### Exercise material:
______
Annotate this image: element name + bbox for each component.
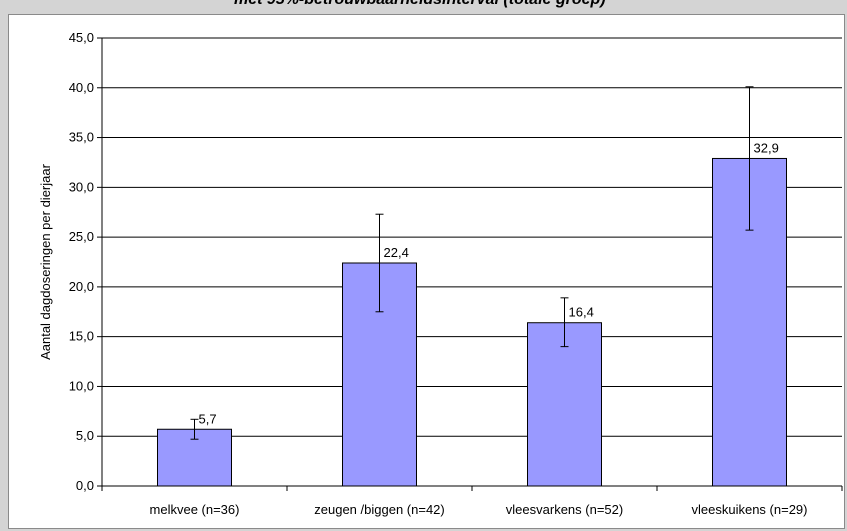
x-tick-label: melkvee (n=36)	[150, 502, 240, 517]
bar	[527, 322, 602, 487]
data-label: 16,4	[569, 305, 594, 320]
x-tick-label: vleesvarkens (n=52)	[506, 502, 623, 517]
y-axis-label: Aantal dagdoseringen per dierjaar	[38, 163, 53, 360]
y-tick-label: 15,0	[69, 329, 94, 344]
y-tick-label: 35,0	[69, 130, 94, 145]
y-tick-label: 5,0	[76, 428, 94, 443]
x-tick-label: vleeskuikens (n=29)	[692, 502, 808, 517]
y-tick-label: 30,0	[69, 179, 94, 194]
chart-title: met 95%-betrouwbaarheidsinterval (totale…	[234, 0, 606, 9]
y-tick-label: 20,0	[69, 279, 94, 294]
y-tick-label: 10,0	[69, 378, 94, 393]
chart-frame	[8, 14, 845, 529]
chart-title-bar: met 95%-betrouwbaarheidsinterval (totale…	[226, 0, 847, 12]
y-tick-label: 45,0	[69, 30, 94, 45]
y-tick-label: 40,0	[69, 80, 94, 95]
y-tick-label: 25,0	[69, 229, 94, 244]
data-label: 5,7	[199, 411, 217, 426]
y-tick-label: 0,0	[76, 478, 94, 493]
data-label: 32,9	[754, 140, 779, 155]
data-label: 22,4	[384, 245, 409, 260]
x-tick-label: zeugen /biggen (n=42)	[314, 502, 444, 517]
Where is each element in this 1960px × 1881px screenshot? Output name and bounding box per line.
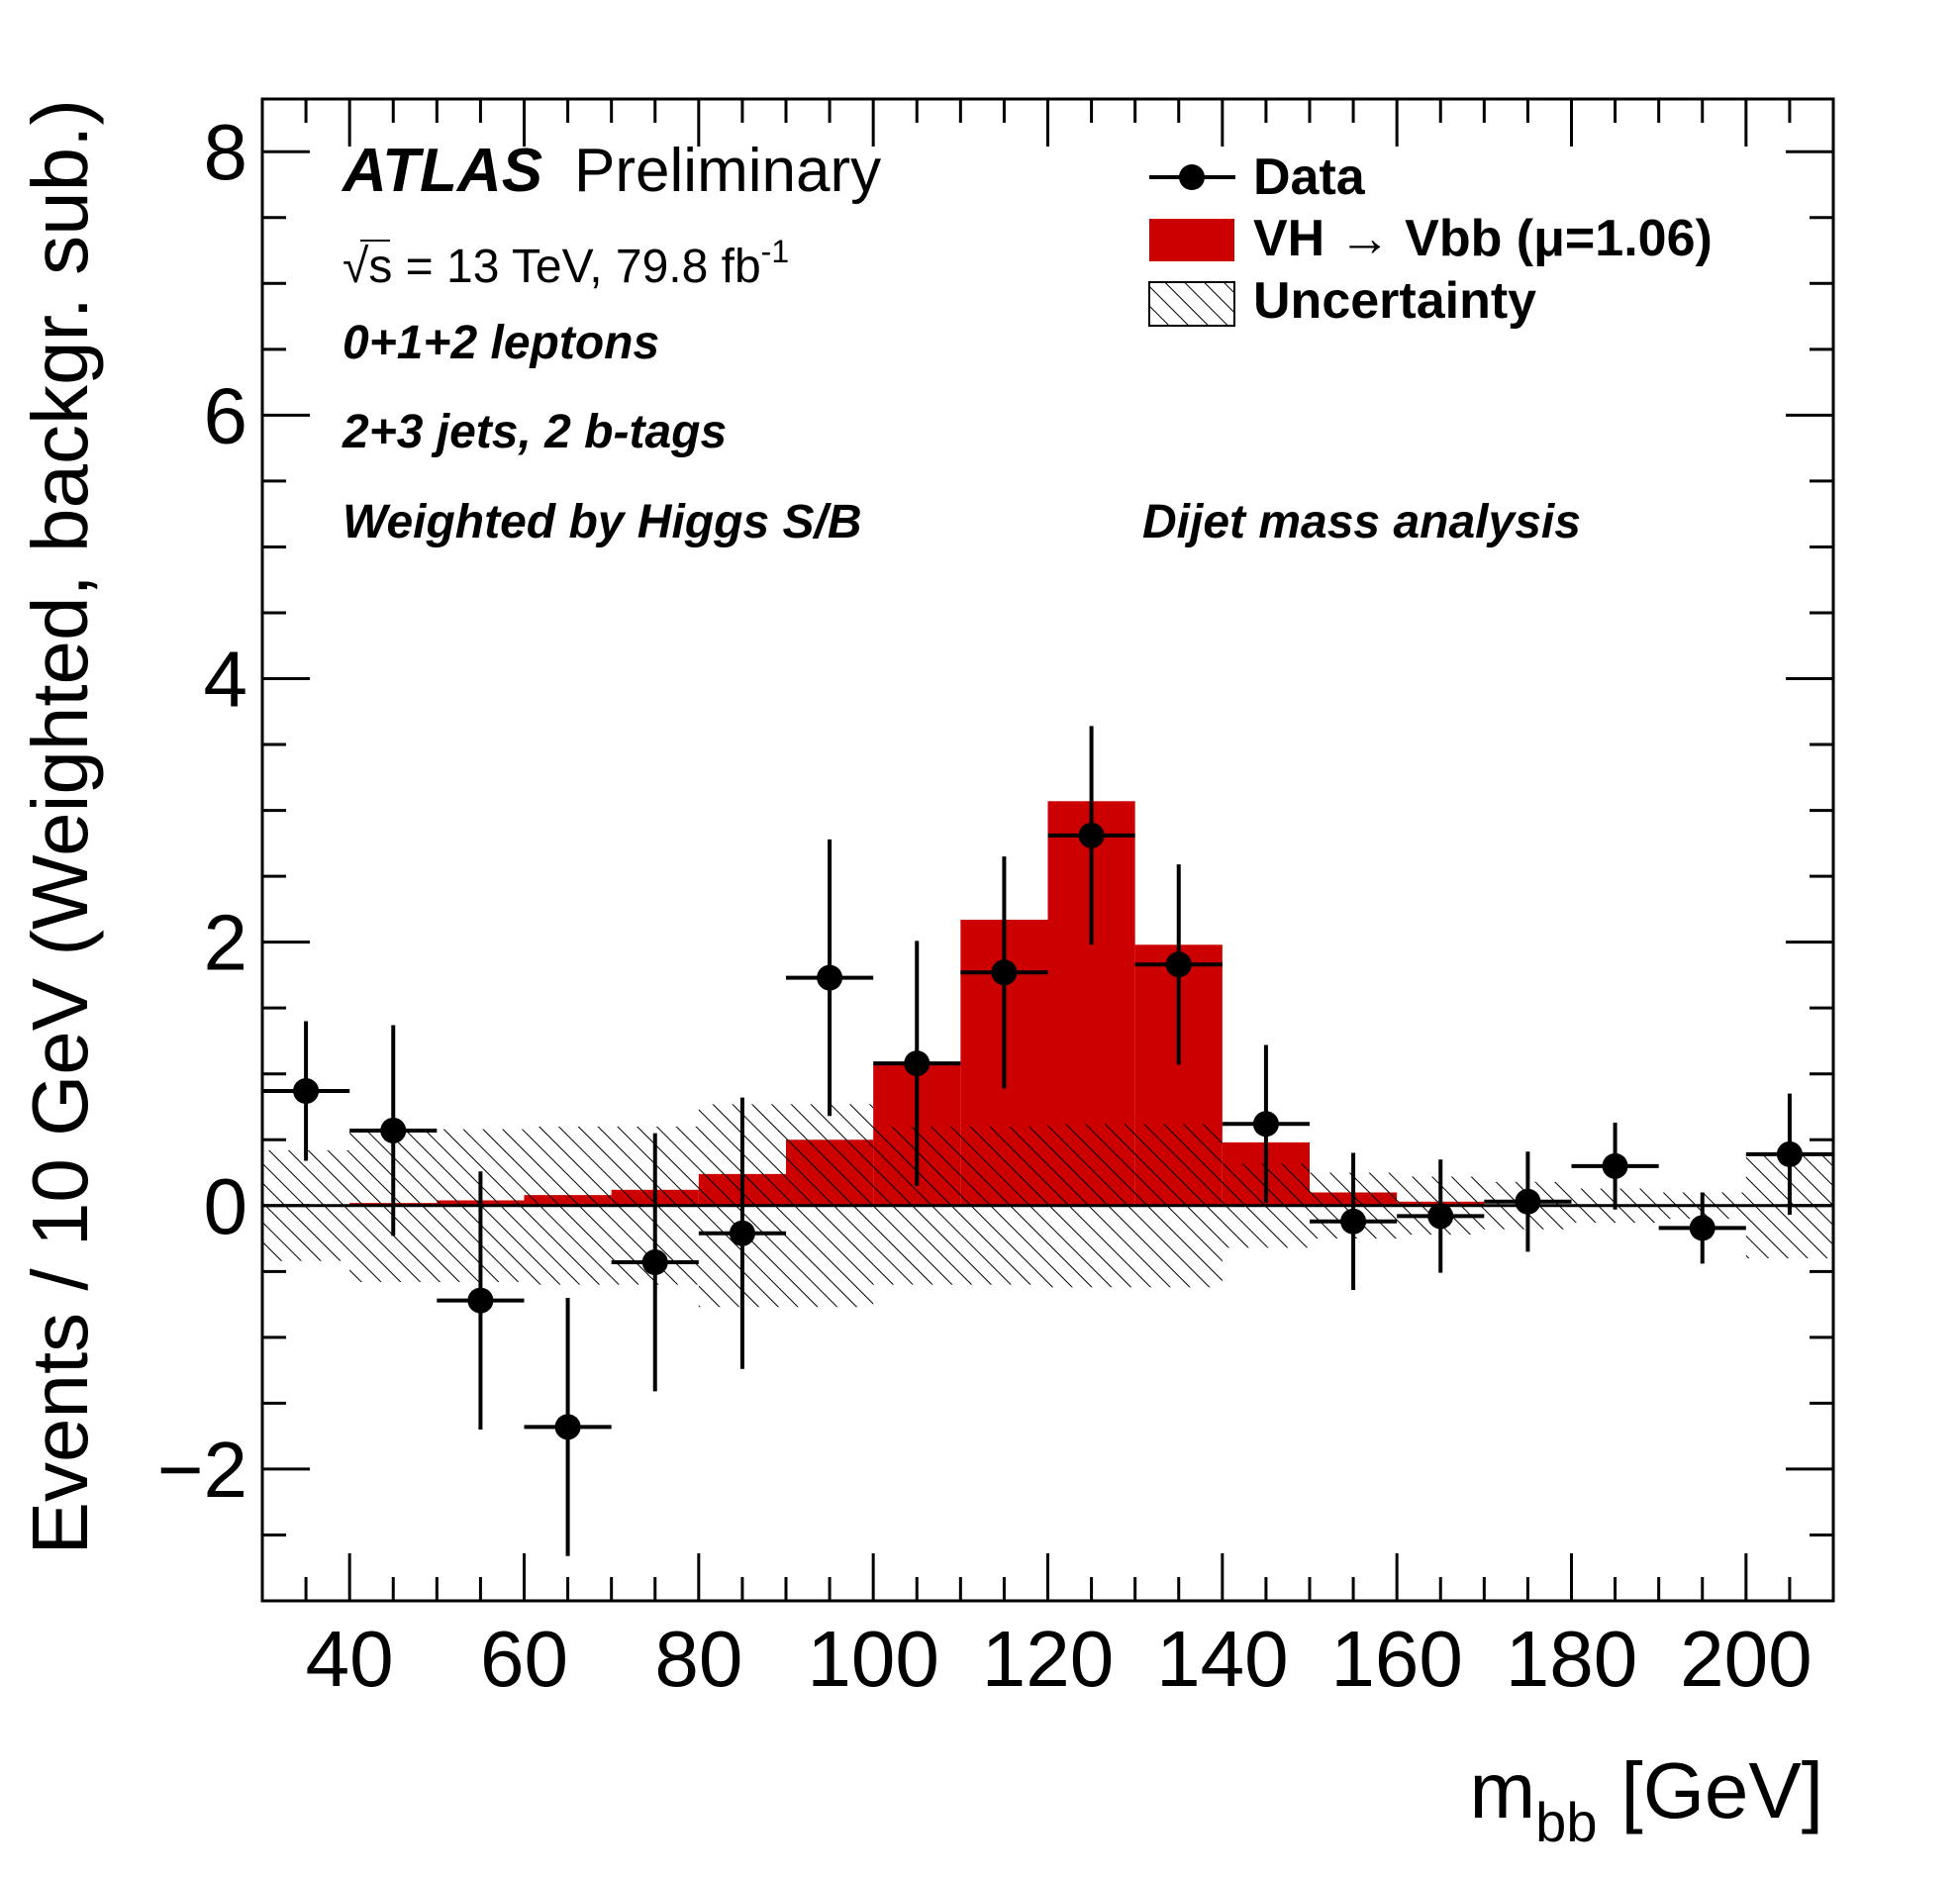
______
### Requirements:
Recast the records above as a Markdown table with the columns No. and Text, one numbered row per line and no rows for blank lines. Leave the pictures out.

### Solution for this task:
| No. | Text |
|---|---|
| 1 | Annotate this image: element name + bbox for each component. |
| 2 | x-tick-label: melkvee (n=36)	[150, 502, 240, 517] |
| 3 | bar	[527, 322, 602, 487] |
| 4 | data-label: 16,4	[569, 305, 594, 320] |
| 5 | x-tick-label: vleesvarkens (n=52)	[506, 502, 623, 517] |
| 6 | y-axis-label: Aantal dagdoseringen per dierjaar	[38, 163, 53, 360] |
| 7 | y-tick-label: 15,0	[69, 329, 94, 344] |
| 8 | y-tick-label: 35,0	[69, 130, 94, 145] |
| 9 | y-tick-label: 5,0	[76, 428, 94, 443] |
| 10 | x-tick-label: vleeskuikens (n=29)	[692, 502, 808, 517] |
| 11 | y-tick-label: 30,0	[69, 179, 94, 194] |
| 12 | chart-title: met 95%-betrouwbaarheidsinterval (totale…	[234, 0, 606, 9] |
| 13 | y-tick-label: 20,0	[69, 279, 94, 294] |
| 14 | y-tick-label: 10,0	[69, 378, 94, 393] |
| 15 | chart-frame	[8, 14, 845, 529] |
| 16 | chart-title-bar: met 95%-betrouwbaarheidsinterval (totale…	[226, 0, 847, 12] |
| 17 | y-tick-label: 45,0	[69, 30, 94, 45] |
| 18 | y-tick-label: 40,0	[69, 80, 94, 95] |
| 19 | y-tick-label: 25,0	[69, 229, 94, 244] |
| 20 | data-label: 5,7	[199, 411, 217, 426] |
| 21 | y-tick-label: 0,0	[76, 478, 94, 493] |
| 22 | data-label: 32,9	[754, 140, 779, 155] |
| 23 | data-label: 22,4	[384, 245, 409, 260] |
| 24 | x-tick-label: zeugen /biggen (n=42)	[314, 502, 444, 517] |
| 25 | Where is each element in this 1960px × 1881px screenshot? Output name and bounding box per line. |